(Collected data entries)
----

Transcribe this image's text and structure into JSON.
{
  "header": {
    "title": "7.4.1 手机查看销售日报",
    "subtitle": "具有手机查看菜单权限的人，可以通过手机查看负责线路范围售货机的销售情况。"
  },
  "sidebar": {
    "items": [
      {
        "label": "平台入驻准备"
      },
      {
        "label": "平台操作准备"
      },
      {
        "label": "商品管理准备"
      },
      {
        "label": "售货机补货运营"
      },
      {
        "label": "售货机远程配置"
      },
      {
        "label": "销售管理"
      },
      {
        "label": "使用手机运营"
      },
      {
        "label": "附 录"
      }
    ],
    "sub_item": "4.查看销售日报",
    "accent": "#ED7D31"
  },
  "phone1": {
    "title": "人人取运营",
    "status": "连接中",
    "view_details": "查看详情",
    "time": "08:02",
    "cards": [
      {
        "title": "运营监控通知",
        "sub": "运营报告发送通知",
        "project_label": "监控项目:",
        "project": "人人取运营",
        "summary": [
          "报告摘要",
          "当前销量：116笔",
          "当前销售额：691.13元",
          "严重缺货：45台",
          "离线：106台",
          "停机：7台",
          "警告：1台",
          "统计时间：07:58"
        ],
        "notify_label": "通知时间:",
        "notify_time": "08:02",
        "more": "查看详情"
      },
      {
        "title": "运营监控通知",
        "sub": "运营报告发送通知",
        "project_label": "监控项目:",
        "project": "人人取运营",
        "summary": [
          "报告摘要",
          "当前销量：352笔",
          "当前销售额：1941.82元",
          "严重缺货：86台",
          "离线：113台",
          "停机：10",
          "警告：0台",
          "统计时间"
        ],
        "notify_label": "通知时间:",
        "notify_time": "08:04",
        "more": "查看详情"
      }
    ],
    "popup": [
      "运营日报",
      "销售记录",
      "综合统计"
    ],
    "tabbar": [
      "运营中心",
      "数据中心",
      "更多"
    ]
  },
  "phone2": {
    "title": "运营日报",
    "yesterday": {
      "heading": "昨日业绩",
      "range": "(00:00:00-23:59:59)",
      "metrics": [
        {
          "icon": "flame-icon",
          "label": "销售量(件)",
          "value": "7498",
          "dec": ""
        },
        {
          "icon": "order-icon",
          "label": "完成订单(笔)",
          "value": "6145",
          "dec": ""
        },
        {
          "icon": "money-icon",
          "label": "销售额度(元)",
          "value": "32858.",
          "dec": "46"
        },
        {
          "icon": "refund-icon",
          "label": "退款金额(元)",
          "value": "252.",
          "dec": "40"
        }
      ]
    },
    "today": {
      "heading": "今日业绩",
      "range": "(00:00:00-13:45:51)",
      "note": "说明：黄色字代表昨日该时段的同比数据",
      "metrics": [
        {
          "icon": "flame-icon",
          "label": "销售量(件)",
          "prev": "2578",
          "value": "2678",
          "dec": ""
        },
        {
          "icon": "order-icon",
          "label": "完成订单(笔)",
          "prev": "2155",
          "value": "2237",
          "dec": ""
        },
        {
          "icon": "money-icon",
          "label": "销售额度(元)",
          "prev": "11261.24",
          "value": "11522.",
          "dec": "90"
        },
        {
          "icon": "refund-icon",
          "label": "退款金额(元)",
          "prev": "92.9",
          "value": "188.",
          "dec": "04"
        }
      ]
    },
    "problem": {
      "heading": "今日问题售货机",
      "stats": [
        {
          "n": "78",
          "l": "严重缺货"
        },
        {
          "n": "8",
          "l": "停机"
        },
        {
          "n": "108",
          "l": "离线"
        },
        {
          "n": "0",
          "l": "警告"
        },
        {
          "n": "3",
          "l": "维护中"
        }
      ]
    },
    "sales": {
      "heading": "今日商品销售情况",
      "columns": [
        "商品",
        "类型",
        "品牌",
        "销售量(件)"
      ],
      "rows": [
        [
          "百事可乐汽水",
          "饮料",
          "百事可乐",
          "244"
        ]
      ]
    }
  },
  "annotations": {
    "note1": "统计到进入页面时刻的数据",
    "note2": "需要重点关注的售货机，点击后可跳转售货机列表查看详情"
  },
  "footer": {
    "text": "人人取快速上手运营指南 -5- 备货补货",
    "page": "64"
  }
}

----

#### [EXERCISE OBJECTIVE]
Scan the data for the word "text" and copy every line where it shows up.

#### [EXERCISE RESULT]
Transcribe this image's text and structure into JSON.
    "text": "人人取快速上手运营指南 -5- 备货补货",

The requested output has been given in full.